### STATED EXERCISE:
Extract all lines that hold "payments" from the records below.

Stored data:
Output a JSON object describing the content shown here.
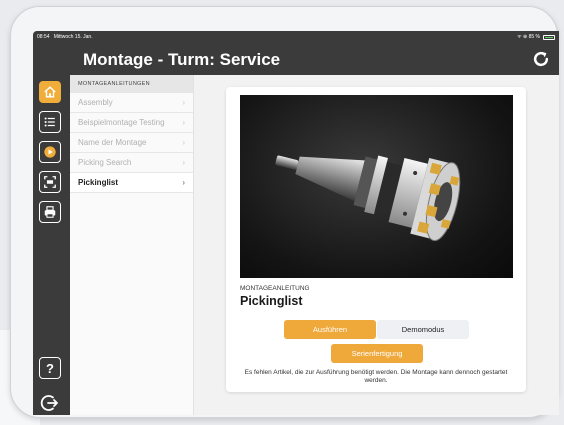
{
  "statusbar": {
    "time": "08:54",
    "date": "Mittwoch 15. Jan.",
    "indicators": "ᯤ ⊕ 85 %"
  },
  "header": {
    "title": "Montage - Turm: Service"
  },
  "rail": {
    "items": [
      {
        "icon": "home-icon",
        "active": true
      },
      {
        "icon": "list-icon",
        "active": false
      },
      {
        "icon": "play-icon",
        "active": false
      },
      {
        "icon": "scan-icon",
        "active": false
      },
      {
        "icon": "print-icon",
        "active": false
      }
    ],
    "help_label": "?"
  },
  "list": {
    "header": "MONTAGEANLEITUNGEN",
    "items": [
      {
        "label": "Assembly",
        "selected": false
      },
      {
        "label": "Beispielmontage Testing",
        "selected": false
      },
      {
        "label": "Name der Montage",
        "selected": false
      },
      {
        "label": "Picking Search",
        "selected": false
      },
      {
        "label": "Pickinglist",
        "selected": true
      }
    ]
  },
  "card": {
    "overline": "MONTAGEANLEITUNG",
    "title": "Pickinglist",
    "buttons": {
      "run": "Ausführen",
      "demo": "Demomodus",
      "series": "Serienfertigung"
    },
    "warning": "Es fehlen Artikel, die zur Ausführung benötigt werden. Die Montage kann dennoch gestartet werden."
  },
  "colors": {
    "accent": "#efa83a",
    "header_bg": "#3b3b3b"
  }
}
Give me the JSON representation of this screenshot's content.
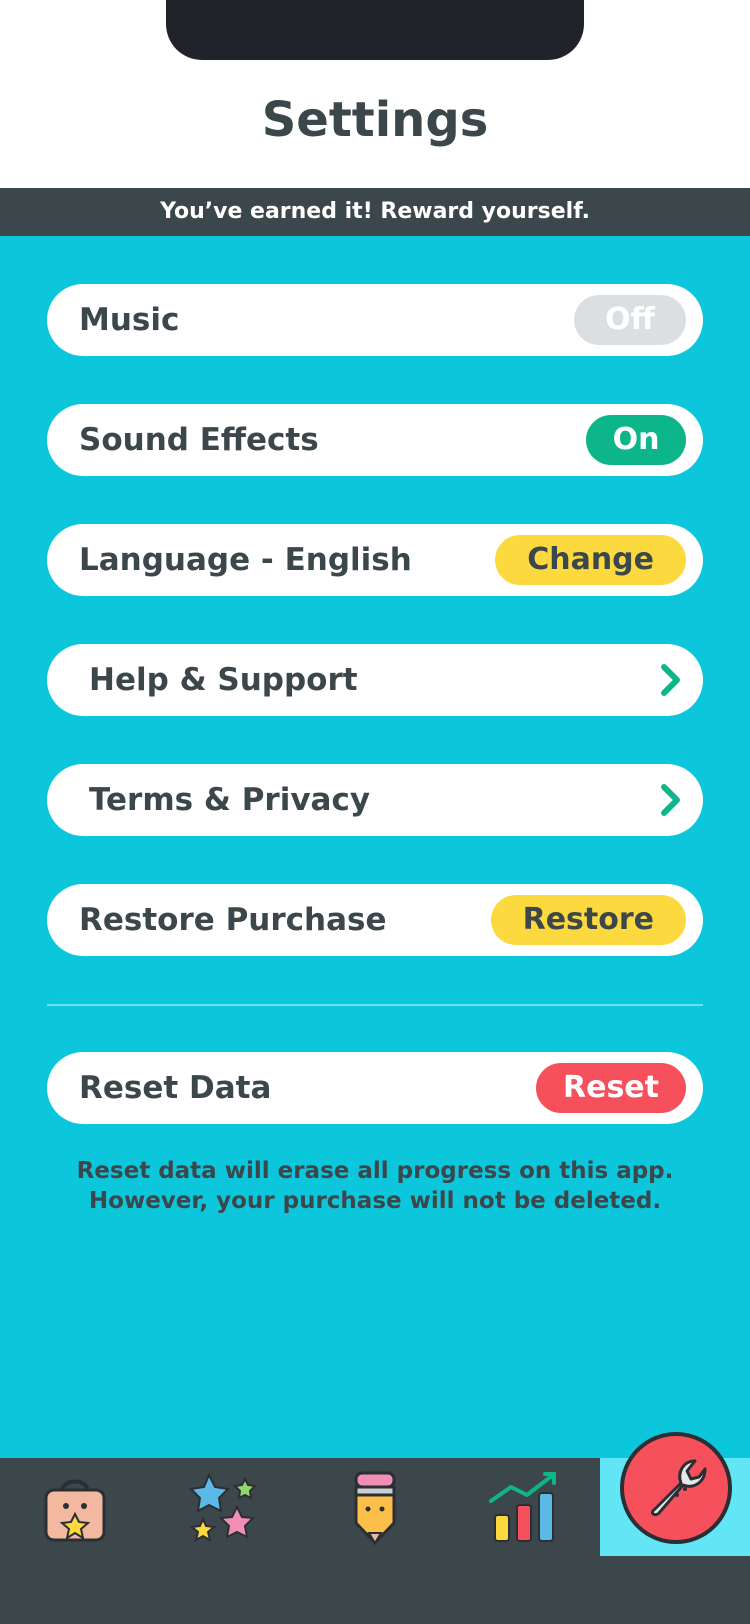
{
  "header": {
    "title": "Settings"
  },
  "banner": {
    "text": "You’ve earned it! Reward yourself."
  },
  "settings": {
    "music": {
      "label": "Music",
      "toggle": "Off"
    },
    "sound_effects": {
      "label": "Sound Effects",
      "toggle": "On"
    },
    "language": {
      "label": "Language - English",
      "button": "Change"
    },
    "help": {
      "label": "Help & Support"
    },
    "terms": {
      "label": "Terms & Privacy"
    },
    "restore": {
      "label": "Restore Purchase",
      "button": "Restore"
    },
    "reset": {
      "label": "Reset Data",
      "button": "Reset"
    }
  },
  "reset_note": {
    "line1": "Reset data will erase all progress on this app.",
    "line2": "However, your purchase will not be deleted."
  },
  "tabbar": {
    "tabs": [
      "shop-bag-icon",
      "stars-icon",
      "pencil-icon",
      "chart-icon",
      "wrench-icon"
    ],
    "active": "settings"
  },
  "colors": {
    "background": "#0cc6db",
    "header_dark": "#3c474b",
    "toggle_on": "#0db68a",
    "toggle_off": "#dcdfe1",
    "yellow_button": "#fcd93e",
    "red_button": "#f5505b",
    "chevron": "#0db68a"
  }
}
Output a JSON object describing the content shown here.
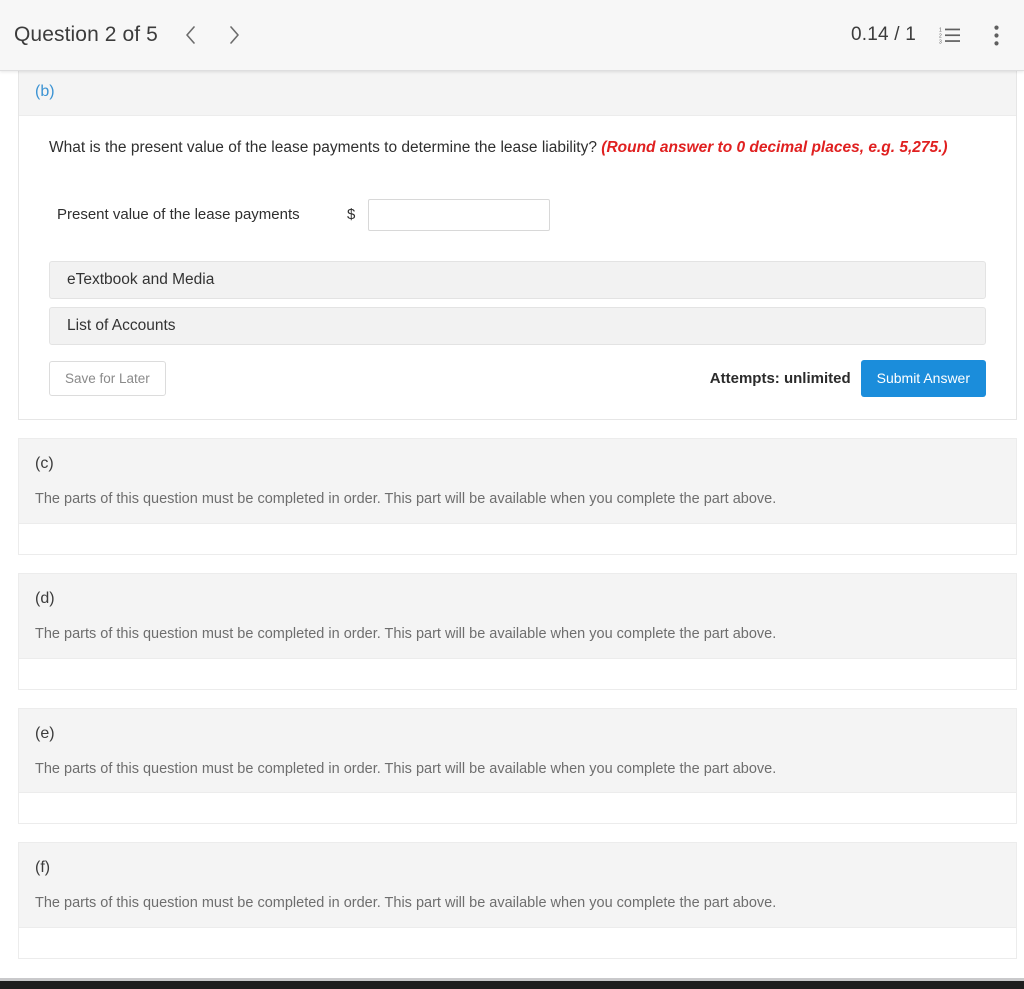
{
  "header": {
    "title": "Question 2 of 5",
    "prev_label": "chevron-left",
    "next_label": "chevron-right",
    "score": "0.14 / 1",
    "list_icon": "numbered-list-icon",
    "menu_icon": "kebab-menu-icon"
  },
  "active_part": {
    "letter": "(b)",
    "letter_color": "#3b93d3",
    "prompt": "What is the present value of the lease payments to determine the lease liability?",
    "hint": "(Round answer to 0 decimal places, e.g. 5,275.)",
    "hint_color": "#e02020",
    "answer_label": "Present value of the lease payments",
    "currency_symbol": "$",
    "answer_value": "",
    "answer_placeholder": "",
    "resources": [
      {
        "label": "eTextbook and Media"
      },
      {
        "label": "List of Accounts"
      }
    ],
    "save_label": "Save for Later",
    "attempts_label": "Attempts: unlimited",
    "submit_label": "Submit Answer",
    "submit_color": "#1b8ddb"
  },
  "locked_message": "The parts of this question must be completed in order. This part will be available when you complete the part above.",
  "locked_parts": [
    {
      "letter": "(c)"
    },
    {
      "letter": "(d)"
    },
    {
      "letter": "(e)"
    },
    {
      "letter": "(f)"
    }
  ]
}
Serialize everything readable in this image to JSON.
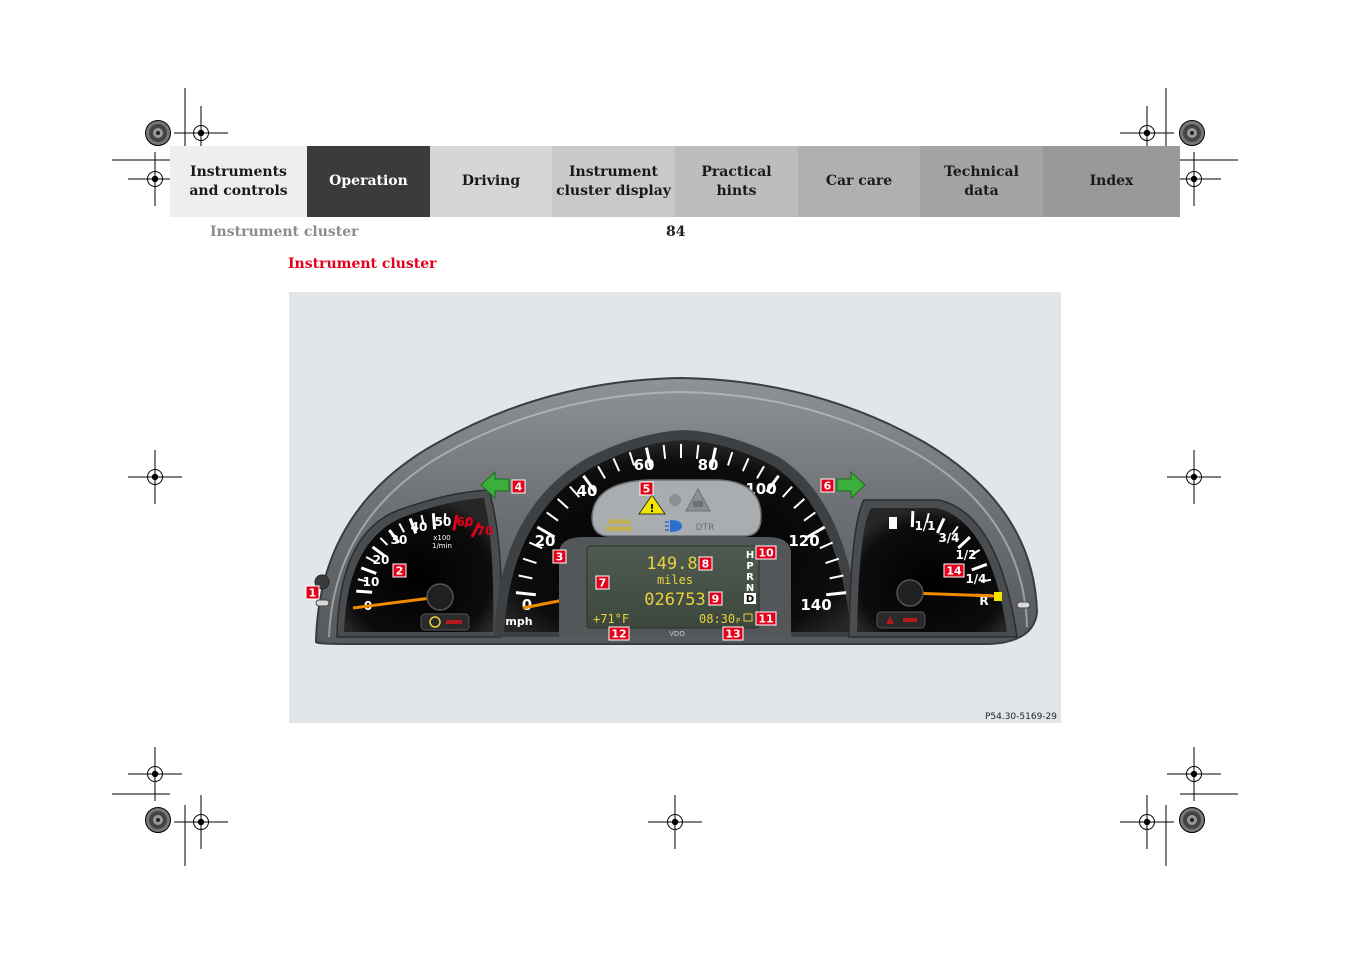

### IN RESPONSE:
    "prompt": "What is the present value of the lease payments to determine the lease liability?",
    "answer_label": "Present value of the lease payments",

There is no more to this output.